Search the data for the word "true" and copy every line that contains it.

◆ **Available data**
»»

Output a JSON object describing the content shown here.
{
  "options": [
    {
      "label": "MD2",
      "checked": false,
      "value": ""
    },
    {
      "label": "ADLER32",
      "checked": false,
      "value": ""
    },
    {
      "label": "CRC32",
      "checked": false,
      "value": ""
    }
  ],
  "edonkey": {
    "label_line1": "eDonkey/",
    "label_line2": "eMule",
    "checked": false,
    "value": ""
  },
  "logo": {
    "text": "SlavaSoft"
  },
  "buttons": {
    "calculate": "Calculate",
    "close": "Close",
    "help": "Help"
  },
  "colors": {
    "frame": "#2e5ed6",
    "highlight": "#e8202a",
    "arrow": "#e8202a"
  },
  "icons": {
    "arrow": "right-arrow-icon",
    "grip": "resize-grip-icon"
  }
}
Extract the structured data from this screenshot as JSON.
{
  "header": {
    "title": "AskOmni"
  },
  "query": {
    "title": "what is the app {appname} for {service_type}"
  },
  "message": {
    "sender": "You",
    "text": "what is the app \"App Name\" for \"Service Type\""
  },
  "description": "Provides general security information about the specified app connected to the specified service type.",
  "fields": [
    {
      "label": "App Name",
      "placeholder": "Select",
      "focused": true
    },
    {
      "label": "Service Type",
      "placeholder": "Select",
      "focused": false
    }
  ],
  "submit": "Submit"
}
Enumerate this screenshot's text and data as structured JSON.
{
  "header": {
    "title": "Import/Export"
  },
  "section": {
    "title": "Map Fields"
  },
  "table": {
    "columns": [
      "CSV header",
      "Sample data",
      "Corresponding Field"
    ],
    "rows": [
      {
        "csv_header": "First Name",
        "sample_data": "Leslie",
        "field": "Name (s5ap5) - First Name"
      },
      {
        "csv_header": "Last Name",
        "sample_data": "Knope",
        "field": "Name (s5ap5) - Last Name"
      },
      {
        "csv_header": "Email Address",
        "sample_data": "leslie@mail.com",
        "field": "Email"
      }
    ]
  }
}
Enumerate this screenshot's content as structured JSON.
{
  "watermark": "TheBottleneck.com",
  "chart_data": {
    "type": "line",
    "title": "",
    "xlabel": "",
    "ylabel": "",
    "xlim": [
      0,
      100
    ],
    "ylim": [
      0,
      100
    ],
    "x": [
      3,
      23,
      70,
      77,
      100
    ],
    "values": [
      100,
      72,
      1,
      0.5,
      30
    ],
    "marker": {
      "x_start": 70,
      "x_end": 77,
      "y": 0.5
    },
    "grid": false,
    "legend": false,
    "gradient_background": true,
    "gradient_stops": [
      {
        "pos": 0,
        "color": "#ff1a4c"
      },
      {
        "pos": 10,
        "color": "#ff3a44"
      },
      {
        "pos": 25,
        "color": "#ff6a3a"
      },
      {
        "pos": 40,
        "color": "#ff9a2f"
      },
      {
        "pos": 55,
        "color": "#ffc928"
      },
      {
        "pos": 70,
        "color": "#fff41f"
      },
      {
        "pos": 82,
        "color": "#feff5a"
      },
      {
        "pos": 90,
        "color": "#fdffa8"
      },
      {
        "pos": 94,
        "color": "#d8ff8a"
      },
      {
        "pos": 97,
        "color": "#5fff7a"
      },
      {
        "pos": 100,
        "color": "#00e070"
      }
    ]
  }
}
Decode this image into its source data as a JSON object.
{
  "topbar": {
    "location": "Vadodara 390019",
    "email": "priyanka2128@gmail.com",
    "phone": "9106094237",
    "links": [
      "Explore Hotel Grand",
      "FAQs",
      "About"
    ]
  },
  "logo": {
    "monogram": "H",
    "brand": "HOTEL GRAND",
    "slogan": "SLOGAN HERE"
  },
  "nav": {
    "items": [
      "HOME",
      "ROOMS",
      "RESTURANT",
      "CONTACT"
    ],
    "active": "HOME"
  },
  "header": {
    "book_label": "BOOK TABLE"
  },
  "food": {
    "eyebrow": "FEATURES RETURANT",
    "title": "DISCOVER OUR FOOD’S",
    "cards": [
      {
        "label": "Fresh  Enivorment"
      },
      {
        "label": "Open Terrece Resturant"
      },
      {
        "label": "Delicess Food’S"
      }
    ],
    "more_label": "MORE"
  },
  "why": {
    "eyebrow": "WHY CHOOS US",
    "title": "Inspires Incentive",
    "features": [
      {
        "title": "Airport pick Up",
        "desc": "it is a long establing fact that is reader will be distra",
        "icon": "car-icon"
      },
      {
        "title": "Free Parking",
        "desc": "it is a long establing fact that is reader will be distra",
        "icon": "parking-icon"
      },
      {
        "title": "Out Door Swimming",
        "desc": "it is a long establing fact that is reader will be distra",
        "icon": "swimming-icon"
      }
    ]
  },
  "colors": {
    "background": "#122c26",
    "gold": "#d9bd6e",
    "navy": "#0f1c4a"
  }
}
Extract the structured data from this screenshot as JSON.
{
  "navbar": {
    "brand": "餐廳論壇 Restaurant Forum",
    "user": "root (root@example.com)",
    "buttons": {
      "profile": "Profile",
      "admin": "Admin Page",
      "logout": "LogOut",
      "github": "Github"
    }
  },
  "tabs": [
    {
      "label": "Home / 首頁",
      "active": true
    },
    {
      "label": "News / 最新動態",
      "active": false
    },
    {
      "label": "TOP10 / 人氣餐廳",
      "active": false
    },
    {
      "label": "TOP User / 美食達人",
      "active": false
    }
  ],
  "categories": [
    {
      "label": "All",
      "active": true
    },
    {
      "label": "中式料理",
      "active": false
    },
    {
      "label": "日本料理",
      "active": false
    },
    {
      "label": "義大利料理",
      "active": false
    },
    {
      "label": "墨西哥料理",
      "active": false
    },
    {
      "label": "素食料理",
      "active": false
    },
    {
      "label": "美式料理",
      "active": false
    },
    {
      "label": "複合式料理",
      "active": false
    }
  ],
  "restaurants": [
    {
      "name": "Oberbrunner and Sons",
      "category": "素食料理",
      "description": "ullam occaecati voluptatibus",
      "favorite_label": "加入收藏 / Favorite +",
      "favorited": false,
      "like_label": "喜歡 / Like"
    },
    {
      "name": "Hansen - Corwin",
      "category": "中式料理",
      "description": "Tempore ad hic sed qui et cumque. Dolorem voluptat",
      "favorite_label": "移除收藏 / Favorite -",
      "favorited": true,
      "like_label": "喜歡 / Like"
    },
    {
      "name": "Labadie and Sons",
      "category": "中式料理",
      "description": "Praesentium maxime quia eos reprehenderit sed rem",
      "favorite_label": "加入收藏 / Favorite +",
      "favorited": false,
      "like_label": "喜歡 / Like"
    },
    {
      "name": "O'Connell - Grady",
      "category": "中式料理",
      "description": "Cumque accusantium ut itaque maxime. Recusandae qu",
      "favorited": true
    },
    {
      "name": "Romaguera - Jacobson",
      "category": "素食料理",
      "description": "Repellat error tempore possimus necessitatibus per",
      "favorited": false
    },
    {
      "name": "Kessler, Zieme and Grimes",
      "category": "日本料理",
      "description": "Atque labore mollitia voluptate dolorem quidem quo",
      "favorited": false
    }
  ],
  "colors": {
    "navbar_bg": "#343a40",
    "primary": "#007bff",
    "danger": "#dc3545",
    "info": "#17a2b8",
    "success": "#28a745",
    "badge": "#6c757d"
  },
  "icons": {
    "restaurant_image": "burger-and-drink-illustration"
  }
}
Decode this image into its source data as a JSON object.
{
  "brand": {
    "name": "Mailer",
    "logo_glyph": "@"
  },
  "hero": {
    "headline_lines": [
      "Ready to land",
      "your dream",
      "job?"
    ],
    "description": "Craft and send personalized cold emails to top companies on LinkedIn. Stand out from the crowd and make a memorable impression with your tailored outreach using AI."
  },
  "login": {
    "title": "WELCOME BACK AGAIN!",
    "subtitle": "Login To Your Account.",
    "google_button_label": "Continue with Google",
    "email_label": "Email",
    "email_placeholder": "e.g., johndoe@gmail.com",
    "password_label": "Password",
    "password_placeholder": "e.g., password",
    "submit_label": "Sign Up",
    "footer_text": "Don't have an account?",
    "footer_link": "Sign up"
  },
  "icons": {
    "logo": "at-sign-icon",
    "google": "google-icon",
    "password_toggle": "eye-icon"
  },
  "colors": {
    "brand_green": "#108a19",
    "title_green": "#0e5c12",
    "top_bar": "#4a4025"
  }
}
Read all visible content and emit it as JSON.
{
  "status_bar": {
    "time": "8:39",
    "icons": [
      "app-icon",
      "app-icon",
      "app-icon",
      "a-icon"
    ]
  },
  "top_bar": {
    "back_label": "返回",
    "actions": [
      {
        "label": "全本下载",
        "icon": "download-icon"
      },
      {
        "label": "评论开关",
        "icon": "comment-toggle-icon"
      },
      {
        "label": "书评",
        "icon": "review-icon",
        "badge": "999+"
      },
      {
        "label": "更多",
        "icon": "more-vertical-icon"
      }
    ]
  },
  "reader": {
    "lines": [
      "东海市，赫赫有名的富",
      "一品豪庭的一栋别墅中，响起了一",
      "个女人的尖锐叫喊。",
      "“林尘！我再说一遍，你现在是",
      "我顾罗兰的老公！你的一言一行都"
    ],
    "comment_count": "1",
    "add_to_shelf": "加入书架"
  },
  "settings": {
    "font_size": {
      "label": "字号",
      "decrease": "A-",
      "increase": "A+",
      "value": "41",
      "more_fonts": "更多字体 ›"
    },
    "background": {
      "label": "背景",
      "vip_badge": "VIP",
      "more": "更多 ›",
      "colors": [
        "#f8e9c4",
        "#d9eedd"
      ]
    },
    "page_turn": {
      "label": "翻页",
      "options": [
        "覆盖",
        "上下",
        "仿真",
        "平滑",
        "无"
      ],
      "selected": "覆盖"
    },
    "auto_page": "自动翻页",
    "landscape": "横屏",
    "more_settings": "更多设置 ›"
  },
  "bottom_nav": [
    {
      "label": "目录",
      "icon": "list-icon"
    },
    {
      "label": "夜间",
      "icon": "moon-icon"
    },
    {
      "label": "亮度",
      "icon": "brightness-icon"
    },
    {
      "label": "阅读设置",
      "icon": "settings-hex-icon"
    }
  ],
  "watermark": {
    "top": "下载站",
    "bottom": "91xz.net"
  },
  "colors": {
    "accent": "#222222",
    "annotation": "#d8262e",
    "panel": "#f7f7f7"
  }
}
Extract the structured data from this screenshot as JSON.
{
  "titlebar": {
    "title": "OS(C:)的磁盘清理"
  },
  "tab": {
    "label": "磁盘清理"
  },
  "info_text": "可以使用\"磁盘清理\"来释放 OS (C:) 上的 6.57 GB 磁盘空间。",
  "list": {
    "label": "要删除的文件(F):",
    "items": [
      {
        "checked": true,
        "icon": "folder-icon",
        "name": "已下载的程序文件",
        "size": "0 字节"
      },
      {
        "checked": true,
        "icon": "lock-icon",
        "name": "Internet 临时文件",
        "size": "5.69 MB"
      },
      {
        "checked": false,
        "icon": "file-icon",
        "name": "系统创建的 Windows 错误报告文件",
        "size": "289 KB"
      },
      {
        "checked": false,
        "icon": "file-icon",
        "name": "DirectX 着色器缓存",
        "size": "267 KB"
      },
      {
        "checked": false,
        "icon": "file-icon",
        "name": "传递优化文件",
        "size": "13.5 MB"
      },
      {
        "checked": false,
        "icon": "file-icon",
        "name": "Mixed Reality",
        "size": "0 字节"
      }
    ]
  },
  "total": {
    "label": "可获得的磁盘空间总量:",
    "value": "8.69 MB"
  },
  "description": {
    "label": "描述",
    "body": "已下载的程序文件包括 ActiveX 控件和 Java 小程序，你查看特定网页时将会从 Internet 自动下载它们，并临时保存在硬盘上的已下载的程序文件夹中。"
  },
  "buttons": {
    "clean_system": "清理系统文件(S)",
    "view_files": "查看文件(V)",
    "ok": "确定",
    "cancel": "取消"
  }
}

««

◆ **Task result**
      "focused": true
    "gradient_background": true,
      "active": true
      "active": true
      "favorited": true,
      "favorited": true
        "checked": true,
        "checked": true,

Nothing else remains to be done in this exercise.